--- BEGIN INPUT ROWS ---

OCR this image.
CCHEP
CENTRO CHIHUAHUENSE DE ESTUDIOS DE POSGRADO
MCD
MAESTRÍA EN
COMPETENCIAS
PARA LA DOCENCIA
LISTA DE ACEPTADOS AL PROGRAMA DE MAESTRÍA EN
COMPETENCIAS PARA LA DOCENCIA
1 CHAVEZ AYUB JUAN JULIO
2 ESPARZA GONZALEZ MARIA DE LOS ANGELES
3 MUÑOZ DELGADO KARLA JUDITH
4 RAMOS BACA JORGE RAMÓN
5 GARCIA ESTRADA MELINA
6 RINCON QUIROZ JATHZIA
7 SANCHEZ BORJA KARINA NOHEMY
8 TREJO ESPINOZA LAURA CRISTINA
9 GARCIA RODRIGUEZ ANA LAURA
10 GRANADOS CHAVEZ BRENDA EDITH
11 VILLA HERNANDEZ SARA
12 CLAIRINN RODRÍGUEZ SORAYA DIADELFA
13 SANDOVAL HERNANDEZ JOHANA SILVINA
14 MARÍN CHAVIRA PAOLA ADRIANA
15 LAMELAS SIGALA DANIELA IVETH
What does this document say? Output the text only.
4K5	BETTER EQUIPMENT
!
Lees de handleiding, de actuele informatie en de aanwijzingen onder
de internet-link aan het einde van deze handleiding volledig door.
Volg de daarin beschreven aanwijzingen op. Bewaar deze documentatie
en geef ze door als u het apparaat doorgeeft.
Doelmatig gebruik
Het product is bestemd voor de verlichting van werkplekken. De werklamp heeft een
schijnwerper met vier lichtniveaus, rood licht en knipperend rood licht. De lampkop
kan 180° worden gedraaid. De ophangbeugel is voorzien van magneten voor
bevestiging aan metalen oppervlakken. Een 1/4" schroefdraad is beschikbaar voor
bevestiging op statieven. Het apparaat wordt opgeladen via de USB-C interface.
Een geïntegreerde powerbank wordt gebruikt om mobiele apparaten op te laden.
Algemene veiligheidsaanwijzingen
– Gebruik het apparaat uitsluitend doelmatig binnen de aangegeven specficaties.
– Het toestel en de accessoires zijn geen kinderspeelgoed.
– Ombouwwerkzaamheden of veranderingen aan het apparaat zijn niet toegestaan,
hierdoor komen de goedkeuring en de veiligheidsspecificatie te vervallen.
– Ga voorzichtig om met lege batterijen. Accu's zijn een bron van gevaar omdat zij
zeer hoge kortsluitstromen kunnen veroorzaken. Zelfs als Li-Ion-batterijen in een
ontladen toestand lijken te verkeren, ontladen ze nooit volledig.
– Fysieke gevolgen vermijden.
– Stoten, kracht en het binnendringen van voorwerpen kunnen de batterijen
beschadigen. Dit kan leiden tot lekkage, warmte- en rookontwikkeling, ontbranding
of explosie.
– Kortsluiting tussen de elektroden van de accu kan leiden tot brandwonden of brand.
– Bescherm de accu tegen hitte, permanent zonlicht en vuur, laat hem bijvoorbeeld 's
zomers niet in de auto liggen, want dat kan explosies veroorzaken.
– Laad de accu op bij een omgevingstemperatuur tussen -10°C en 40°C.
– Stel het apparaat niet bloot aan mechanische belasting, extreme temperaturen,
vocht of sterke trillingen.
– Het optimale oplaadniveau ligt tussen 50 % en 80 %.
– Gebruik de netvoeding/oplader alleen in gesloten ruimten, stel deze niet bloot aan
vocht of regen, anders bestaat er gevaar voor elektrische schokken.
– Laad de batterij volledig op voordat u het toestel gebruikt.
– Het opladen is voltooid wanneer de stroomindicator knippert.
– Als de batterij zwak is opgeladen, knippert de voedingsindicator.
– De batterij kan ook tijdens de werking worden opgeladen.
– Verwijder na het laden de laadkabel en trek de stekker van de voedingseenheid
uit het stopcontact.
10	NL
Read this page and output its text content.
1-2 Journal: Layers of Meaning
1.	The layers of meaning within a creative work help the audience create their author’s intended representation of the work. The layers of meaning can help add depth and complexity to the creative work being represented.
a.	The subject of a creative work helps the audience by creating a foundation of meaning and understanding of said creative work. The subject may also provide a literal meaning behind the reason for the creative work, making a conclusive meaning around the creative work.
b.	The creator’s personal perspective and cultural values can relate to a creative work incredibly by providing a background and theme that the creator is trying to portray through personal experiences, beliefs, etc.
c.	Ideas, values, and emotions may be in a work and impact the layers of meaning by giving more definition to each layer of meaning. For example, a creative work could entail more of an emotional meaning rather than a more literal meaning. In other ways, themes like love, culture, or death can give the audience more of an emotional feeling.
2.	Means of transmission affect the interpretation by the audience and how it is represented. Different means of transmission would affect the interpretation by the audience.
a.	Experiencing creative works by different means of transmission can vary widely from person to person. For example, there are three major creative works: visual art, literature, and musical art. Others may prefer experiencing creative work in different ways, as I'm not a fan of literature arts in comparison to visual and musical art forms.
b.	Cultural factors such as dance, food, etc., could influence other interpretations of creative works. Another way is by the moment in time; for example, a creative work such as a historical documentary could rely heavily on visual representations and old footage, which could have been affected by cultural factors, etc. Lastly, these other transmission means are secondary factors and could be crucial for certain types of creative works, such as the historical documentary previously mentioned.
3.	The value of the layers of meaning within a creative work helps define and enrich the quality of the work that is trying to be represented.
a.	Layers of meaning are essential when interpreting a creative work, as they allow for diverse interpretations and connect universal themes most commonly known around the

--- END INPUT ROWS ---

OBJECTIVE
Take the listing above and set it down exactly.

COMPLETE OUTPUT
OCR this image.
CCHEP
CENTRO CHIHUAHUENSE DE ESTUDIOS DE POSGRADO
MCD
MAESTRÍA EN
COMPETENCIAS
PARA LA DOCENCIA
LISTA DE ACEPTADOS AL PROGRAMA DE MAESTRÍA EN
COMPETENCIAS PARA LA DOCENCIA
1 CHAVEZ AYUB JUAN JULIO
2 ESPARZA GONZALEZ MARIA DE LOS ANGELES
3 MUÑOZ DELGADO KARLA JUDITH
4 RAMOS BACA JORGE RAMÓN
5 GARCIA ESTRADA MELINA
6 RINCON QUIROZ JATHZIA
7 SANCHEZ BORJA KARINA NOHEMY
8 TREJO ESPINOZA LAURA CRISTINA
9 GARCIA RODRIGUEZ ANA LAURA
10 GRANADOS CHAVEZ BRENDA EDITH
11 VILLA HERNANDEZ SARA
12 CLAIRINN RODRÍGUEZ SORAYA DIADELFA
13 SANDOVAL HERNANDEZ JOHANA SILVINA
14 MARÍN CHAVIRA PAOLA ADRIANA
15 LAMELAS SIGALA DANIELA IVETH
What does this document say? Output the text only.
4K5	BETTER EQUIPMENT
!
Lees de handleiding, de actuele informatie en de aanwijzingen onder
de internet-link aan het einde van deze handleiding volledig door.
Volg de daarin beschreven aanwijzingen op. Bewaar deze documentatie
en geef ze door als u het apparaat doorgeeft.
Doelmatig gebruik
Het product is bestemd voor de verlichting van werkplekken. De werklamp heeft een
schijnwerper met vier lichtniveaus, rood licht en knipperend rood licht. De lampkop
kan 180° worden gedraaid. De ophangbeugel is voorzien van magneten voor
bevestiging aan metalen oppervlakken. Een 1/4" schroefdraad is beschikbaar voor
bevestiging op statieven. Het apparaat wordt opgeladen via de USB-C interface.
Een geïntegreerde powerbank wordt gebruikt om mobiele apparaten op te laden.
Algemene veiligheidsaanwijzingen
– Gebruik het apparaat uitsluitend doelmatig binnen de aangegeven specficaties.
– Het toestel en de accessoires zijn geen kinderspeelgoed.
– Ombouwwerkzaamheden of veranderingen aan het apparaat zijn niet toegestaan,
hierdoor komen de goedkeuring en de veiligheidsspecificatie te vervallen.
– Ga voorzichtig om met lege batterijen. Accu's zijn een bron van gevaar omdat zij
zeer hoge kortsluitstromen kunnen veroorzaken. Zelfs als Li-Ion-batterijen in een
ontladen toestand lijken te verkeren, ontladen ze nooit volledig.
– Fysieke gevolgen vermijden.
– Stoten, kracht en het binnendringen van voorwerpen kunnen de batterijen
beschadigen. Dit kan leiden tot lekkage, warmte- en rookontwikkeling, ontbranding
of explosie.
– Kortsluiting tussen de elektroden van de accu kan leiden tot brandwonden of brand.
– Bescherm de accu tegen hitte, permanent zonlicht en vuur, laat hem bijvoorbeeld 's
zomers niet in de auto liggen, want dat kan explosies veroorzaken.
– Laad de accu op bij een omgevingstemperatuur tussen -10°C en 40°C.
– Stel het apparaat niet bloot aan mechanische belasting, extreme temperaturen,
vocht of sterke trillingen.
– Het optimale oplaadniveau ligt tussen 50 % en 80 %.
– Gebruik de netvoeding/oplader alleen in gesloten ruimten, stel deze niet bloot aan
vocht of regen, anders bestaat er gevaar voor elektrische schokken.
– Laad de batterij volledig op voordat u het toestel gebruikt.
– Het opladen is voltooid wanneer de stroomindicator knippert.
– Als de batterij zwak is opgeladen, knippert de voedingsindicator.
– De batterij kan ook tijdens de werking worden opgeladen.
– Verwijder na het laden de laadkabel en trek de stekker van de voedingseenheid
uit het stopcontact.
10	NL
Read this page and output its text content.
1-2 Journal: Layers of Meaning
1.	The layers of meaning within a creative work help the audience create their author’s intended representation of the work. The layers of meaning can help add depth and complexity to the creative work being represented.
a.	The subject of a creative work helps the audience by creating a foundation of meaning and understanding of said creative work. The subject may also provide a literal meaning behind the reason for the creative work, making a conclusive meaning around the creative work.
b.	The creator’s personal perspective and cultural values can relate to a creative work incredibly by providing a background and theme that the creator is trying to portray through personal experiences, beliefs, etc.
c.	Ideas, values, and emotions may be in a work and impact the layers of meaning by giving more definition to each layer of meaning. For example, a creative work could entail more of an emotional meaning rather than a more literal meaning. In other ways, themes like love, culture, or death can give the audience more of an emotional feeling.
2.	Means of transmission affect the interpretation by the audience and how it is represented. Different means of transmission would affect the interpretation by the audience.
a.	Experiencing creative works by different means of transmission can vary widely from person to person. For example, there are three major creative works: visual art, literature, and musical art. Others may prefer experiencing creative work in different ways, as I'm not a fan of literature arts in comparison to visual and musical art forms.
b.	Cultural factors such as dance, food, etc., could influence other interpretations of creative works. Another way is by the moment in time; for example, a creative work such as a historical documentary could rely heavily on visual representations and old footage, which could have been affected by cultural factors, etc. Lastly, these other transmission means are secondary factors and could be crucial for certain types of creative works, such as the historical documentary previously mentioned.
3.	The value of the layers of meaning within a creative work helps define and enrich the quality of the work that is trying to be represented.
a.	Layers of meaning are essential when interpreting a creative work, as they allow for diverse interpretations and connect universal themes most commonly known around the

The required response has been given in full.